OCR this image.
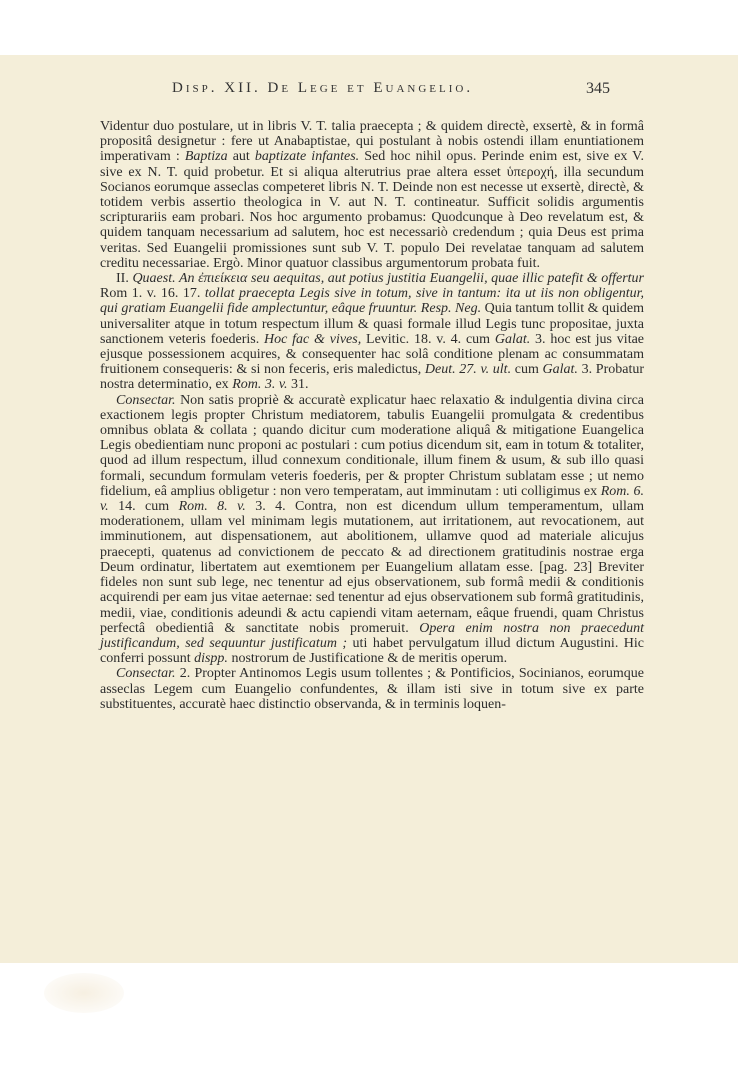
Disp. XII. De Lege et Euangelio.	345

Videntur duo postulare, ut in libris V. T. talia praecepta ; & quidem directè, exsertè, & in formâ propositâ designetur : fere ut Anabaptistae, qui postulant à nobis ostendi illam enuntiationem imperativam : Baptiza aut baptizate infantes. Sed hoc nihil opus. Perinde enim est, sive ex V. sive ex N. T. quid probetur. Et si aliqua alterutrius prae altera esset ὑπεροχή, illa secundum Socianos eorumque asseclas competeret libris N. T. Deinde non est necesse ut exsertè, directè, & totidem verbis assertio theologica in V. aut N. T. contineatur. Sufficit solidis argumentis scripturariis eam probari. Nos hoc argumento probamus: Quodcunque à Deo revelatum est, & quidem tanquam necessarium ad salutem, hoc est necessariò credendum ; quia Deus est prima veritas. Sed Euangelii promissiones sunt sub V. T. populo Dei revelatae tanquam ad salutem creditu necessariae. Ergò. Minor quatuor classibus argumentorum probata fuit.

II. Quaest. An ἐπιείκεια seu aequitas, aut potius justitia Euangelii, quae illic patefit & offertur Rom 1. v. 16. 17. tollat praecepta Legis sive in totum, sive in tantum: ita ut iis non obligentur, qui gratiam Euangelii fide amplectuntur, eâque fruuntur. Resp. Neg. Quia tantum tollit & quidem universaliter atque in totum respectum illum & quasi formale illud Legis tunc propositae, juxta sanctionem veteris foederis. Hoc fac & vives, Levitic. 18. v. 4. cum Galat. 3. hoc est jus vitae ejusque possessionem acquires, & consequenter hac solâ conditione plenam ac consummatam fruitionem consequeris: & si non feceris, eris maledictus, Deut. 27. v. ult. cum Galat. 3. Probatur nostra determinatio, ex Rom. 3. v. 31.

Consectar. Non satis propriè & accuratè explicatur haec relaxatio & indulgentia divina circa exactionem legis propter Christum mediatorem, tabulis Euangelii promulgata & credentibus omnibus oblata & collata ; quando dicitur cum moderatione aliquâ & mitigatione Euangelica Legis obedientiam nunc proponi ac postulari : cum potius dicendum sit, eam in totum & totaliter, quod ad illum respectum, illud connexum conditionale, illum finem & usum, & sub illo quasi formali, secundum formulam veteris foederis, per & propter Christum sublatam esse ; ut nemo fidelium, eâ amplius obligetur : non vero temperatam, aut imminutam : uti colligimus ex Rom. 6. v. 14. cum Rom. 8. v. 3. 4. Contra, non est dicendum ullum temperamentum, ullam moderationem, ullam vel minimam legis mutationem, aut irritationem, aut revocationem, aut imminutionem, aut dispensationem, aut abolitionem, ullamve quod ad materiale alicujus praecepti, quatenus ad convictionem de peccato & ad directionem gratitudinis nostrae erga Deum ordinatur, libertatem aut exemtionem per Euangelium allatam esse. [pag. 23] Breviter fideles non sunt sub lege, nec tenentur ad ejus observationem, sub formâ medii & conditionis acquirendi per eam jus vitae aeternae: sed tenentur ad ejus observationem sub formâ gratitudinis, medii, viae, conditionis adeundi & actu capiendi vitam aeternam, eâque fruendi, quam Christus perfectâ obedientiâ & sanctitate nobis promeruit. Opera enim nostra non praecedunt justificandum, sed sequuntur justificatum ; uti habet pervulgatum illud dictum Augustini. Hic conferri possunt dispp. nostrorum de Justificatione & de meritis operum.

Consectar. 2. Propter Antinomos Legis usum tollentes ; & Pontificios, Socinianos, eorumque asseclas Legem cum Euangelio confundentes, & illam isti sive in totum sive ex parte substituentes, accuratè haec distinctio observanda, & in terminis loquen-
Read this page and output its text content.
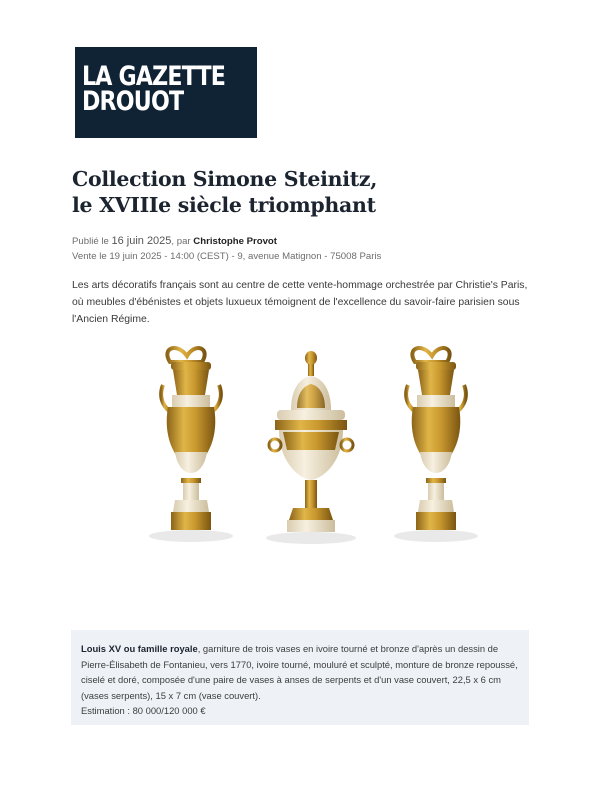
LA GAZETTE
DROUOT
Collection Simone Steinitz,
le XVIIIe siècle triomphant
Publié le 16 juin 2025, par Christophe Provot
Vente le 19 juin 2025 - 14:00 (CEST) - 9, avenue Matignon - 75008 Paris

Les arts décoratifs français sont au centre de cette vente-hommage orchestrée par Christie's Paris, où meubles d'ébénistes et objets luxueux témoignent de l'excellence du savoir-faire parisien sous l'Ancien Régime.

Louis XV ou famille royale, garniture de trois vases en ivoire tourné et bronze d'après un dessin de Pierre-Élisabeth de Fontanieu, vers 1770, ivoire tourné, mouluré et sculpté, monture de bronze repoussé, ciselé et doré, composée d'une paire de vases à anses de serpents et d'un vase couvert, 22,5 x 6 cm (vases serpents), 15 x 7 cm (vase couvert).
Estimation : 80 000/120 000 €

* _Work to be completed_:
Each entry gets copied exactly; the pictures stay out.

* _Exercise response_:
OCR this image.
Disp. XII. De Lege et Euangelio.	345

Videntur duo postulare, ut in libris V. T. talia praecepta ; & quidem directè, exsertè, & in formâ propositâ designetur : fere ut Anabaptistae, qui postulant à nobis ostendi illam enuntiationem imperativam : Baptiza aut baptizate infantes. Sed hoc nihil opus. Perinde enim est, sive ex V. sive ex N. T. quid probetur. Et si aliqua alterutrius prae altera esset ὑπεροχή, illa secundum Socianos eorumque asseclas competeret libris N. T. Deinde non est necesse ut exsertè, directè, & totidem verbis assertio theologica in V. aut N. T. contineatur. Sufficit solidis argumentis scripturariis eam probari. Nos hoc argumento probamus: Quodcunque à Deo revelatum est, & quidem tanquam necessarium ad salutem, hoc est necessariò credendum ; quia Deus est prima veritas. Sed Euangelii promissiones sunt sub V. T. populo Dei revelatae tanquam ad salutem creditu necessariae. Ergò. Minor quatuor classibus argumentorum probata fuit.

II. Quaest. An ἐπιείκεια seu aequitas, aut potius justitia Euangelii, quae illic patefit & offertur Rom 1. v. 16. 17. tollat praecepta Legis sive in totum, sive in tantum: ita ut iis non obligentur, qui gratiam Euangelii fide amplectuntur, eâque fruuntur. Resp. Neg. Quia tantum tollit & quidem universaliter atque in totum respectum illum & quasi formale illud Legis tunc propositae, juxta sanctionem veteris foederis. Hoc fac & vives, Levitic. 18. v. 4. cum Galat. 3. hoc est jus vitae ejusque possessionem acquires, & consequenter hac solâ conditione plenam ac consummatam fruitionem consequeris: & si non feceris, eris maledictus, Deut. 27. v. ult. cum Galat. 3. Probatur nostra determinatio, ex Rom. 3. v. 31.

Consectar. Non satis propriè & accuratè explicatur haec relaxatio & indulgentia divina circa exactionem legis propter Christum mediatorem, tabulis Euangelii promulgata & credentibus omnibus oblata & collata ; quando dicitur cum moderatione aliquâ & mitigatione Euangelica Legis obedientiam nunc proponi ac postulari : cum potius dicendum sit, eam in totum & totaliter, quod ad illum respectum, illud connexum conditionale, illum finem & usum, & sub illo quasi formali, secundum formulam veteris foederis, per & propter Christum sublatam esse ; ut nemo fidelium, eâ amplius obligetur : non vero temperatam, aut imminutam : uti colligimus ex Rom. 6. v. 14. cum Rom. 8. v. 3. 4. Contra, non est dicendum ullum temperamentum, ullam moderationem, ullam vel minimam legis mutationem, aut irritationem, aut revocationem, aut imminutionem, aut dispensationem, aut abolitionem, ullamve quod ad materiale alicujus praecepti, quatenus ad convictionem de peccato & ad directionem gratitudinis nostrae erga Deum ordinatur, libertatem aut exemtionem per Euangelium allatam esse. [pag. 23] Breviter fideles non sunt sub lege, nec tenentur ad ejus observationem, sub formâ medii & conditionis acquirendi per eam jus vitae aeternae: sed tenentur ad ejus observationem sub formâ gratitudinis, medii, viae, conditionis adeundi & actu capiendi vitam aeternam, eâque fruendi, quam Christus perfectâ obedientiâ & sanctitate nobis promeruit. Opera enim nostra non praecedunt justificandum, sed sequuntur justificatum ; uti habet pervulgatum illud dictum Augustini. Hic conferri possunt dispp. nostrorum de Justificatione & de meritis operum.

Consectar. 2. Propter Antinomos Legis usum tollentes ; & Pontificios, Socinianos, eorumque asseclas Legem cum Euangelio confundentes, & illam isti sive in totum sive ex parte substituentes, accuratè haec distinctio observanda, & in terminis loquen-
Read this page and output its text content.
LA GAZETTE
DROUOT
Collection Simone Steinitz,
le XVIIIe siècle triomphant
Publié le 16 juin 2025, par Christophe Provot
Vente le 19 juin 2025 - 14:00 (CEST) - 9, avenue Matignon - 75008 Paris

Les arts décoratifs français sont au centre de cette vente-hommage orchestrée par Christie's Paris, où meubles d'ébénistes et objets luxueux témoignent de l'excellence du savoir-faire parisien sous l'Ancien Régime.

Louis XV ou famille royale, garniture de trois vases en ivoire tourné et bronze d'après un dessin de Pierre-Élisabeth de Fontanieu, vers 1770, ivoire tourné, mouluré et sculpté, monture de bronze repoussé, ciselé et doré, composée d'une paire de vases à anses de serpents et d'un vase couvert, 22,5 x 6 cm (vases serpents), 15 x 7 cm (vase couvert).
Estimation : 80 000/120 000 €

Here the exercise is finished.